## REQUIRED ACTION
Throughout the listing below, copy each line containing "Create".
START INPUT
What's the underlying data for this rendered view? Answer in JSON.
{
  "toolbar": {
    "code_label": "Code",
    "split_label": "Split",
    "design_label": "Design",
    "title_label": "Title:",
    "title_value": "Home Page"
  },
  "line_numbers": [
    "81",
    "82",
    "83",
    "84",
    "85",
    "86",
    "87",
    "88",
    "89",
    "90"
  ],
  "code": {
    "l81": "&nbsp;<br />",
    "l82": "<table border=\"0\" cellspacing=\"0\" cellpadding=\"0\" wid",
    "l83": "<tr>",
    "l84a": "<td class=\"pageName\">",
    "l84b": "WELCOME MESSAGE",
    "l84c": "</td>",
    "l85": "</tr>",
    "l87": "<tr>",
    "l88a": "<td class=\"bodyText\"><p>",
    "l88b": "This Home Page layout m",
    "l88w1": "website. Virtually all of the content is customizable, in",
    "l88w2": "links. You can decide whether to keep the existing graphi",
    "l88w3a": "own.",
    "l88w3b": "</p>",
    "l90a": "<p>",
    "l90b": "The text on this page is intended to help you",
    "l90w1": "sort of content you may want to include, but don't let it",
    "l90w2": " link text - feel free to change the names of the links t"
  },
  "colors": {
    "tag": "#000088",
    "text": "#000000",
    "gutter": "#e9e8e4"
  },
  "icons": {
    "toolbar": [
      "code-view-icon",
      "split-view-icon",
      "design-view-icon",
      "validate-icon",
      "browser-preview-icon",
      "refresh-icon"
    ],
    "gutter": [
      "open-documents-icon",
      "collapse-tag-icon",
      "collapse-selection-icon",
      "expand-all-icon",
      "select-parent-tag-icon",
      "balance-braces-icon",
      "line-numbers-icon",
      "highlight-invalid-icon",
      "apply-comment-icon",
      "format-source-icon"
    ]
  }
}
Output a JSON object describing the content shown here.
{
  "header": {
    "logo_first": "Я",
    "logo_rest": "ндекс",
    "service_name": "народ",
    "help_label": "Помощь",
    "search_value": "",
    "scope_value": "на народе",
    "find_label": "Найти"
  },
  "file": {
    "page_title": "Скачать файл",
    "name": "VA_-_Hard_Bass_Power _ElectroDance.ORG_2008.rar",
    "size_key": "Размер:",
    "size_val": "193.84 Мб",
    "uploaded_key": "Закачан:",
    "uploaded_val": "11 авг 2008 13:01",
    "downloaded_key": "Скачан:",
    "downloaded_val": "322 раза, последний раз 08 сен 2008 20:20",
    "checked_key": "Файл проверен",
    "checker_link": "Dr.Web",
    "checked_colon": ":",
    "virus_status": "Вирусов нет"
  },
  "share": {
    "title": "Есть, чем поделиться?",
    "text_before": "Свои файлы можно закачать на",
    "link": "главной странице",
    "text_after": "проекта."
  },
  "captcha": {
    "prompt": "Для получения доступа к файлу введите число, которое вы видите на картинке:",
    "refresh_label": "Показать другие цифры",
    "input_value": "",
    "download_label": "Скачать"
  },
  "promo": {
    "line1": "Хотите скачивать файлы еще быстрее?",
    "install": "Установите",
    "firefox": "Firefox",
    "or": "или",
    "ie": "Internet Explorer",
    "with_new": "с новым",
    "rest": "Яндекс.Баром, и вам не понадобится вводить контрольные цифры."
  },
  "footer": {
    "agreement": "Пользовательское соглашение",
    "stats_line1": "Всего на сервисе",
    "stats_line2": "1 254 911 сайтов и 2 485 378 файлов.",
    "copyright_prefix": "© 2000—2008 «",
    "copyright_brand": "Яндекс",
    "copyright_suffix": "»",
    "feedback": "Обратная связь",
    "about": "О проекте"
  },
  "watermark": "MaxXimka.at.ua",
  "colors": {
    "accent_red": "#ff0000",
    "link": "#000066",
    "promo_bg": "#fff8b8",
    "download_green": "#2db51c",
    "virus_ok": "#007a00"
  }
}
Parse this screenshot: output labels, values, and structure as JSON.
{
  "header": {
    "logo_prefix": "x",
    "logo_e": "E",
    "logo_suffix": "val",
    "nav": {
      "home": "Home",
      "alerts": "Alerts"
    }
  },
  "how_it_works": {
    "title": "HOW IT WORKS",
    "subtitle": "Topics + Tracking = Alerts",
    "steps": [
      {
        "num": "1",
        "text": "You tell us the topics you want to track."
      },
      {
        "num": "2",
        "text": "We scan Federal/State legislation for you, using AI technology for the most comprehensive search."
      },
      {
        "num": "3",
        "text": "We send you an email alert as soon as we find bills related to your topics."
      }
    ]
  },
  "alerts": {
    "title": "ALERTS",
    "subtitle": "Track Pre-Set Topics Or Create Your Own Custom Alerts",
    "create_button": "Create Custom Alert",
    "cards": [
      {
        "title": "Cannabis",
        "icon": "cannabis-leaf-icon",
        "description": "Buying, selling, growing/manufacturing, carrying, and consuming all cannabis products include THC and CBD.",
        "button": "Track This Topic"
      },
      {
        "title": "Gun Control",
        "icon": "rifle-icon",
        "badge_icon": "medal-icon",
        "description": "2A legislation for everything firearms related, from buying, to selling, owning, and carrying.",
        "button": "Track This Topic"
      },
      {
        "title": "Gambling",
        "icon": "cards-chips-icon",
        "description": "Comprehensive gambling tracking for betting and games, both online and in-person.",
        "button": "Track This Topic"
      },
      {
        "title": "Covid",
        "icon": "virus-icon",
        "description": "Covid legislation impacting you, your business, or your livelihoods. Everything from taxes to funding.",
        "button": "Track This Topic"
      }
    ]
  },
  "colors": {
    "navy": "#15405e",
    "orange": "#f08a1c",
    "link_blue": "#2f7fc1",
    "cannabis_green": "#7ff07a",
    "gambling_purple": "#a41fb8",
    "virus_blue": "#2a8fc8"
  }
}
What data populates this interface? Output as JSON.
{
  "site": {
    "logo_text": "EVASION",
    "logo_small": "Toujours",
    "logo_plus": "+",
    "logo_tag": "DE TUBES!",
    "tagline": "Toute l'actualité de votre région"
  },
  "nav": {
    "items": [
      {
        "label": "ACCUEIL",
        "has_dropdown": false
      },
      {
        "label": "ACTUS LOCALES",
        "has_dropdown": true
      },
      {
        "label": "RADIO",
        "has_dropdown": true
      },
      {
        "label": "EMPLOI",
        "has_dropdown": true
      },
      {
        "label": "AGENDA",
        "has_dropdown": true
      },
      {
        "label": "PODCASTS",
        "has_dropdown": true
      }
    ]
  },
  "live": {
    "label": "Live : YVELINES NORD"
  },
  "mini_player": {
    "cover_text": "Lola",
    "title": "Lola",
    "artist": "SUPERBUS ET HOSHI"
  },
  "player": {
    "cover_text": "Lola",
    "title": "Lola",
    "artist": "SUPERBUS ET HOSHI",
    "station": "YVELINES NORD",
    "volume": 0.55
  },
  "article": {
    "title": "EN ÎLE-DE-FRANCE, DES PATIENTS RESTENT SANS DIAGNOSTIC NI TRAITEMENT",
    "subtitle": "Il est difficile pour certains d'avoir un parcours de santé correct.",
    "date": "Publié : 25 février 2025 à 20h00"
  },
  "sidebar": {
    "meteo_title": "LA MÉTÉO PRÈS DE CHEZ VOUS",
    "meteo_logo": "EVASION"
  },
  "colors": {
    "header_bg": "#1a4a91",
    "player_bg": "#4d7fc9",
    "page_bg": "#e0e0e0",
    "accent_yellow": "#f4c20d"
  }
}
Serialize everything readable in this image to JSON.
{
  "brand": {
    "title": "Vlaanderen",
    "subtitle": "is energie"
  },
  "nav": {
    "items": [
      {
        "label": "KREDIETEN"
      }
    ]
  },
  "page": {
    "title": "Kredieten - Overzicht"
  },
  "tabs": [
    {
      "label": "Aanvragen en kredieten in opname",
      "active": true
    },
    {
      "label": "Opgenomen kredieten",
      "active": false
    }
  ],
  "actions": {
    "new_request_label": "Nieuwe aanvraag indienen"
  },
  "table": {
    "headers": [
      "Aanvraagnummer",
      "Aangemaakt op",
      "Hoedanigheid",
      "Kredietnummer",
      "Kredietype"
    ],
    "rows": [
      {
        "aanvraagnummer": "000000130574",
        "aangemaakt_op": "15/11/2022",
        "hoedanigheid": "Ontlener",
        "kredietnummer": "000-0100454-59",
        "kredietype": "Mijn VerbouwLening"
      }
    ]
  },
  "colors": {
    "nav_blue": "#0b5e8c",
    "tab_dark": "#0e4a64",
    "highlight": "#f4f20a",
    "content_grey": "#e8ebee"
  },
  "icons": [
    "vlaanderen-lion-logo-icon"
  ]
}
END INPUT
## RESULT OF THIS TASK
    "subtitle": "Track Pre-Set Topics Or Create Your Own Custom Alerts",
    "create_button": "Create Custom Alert",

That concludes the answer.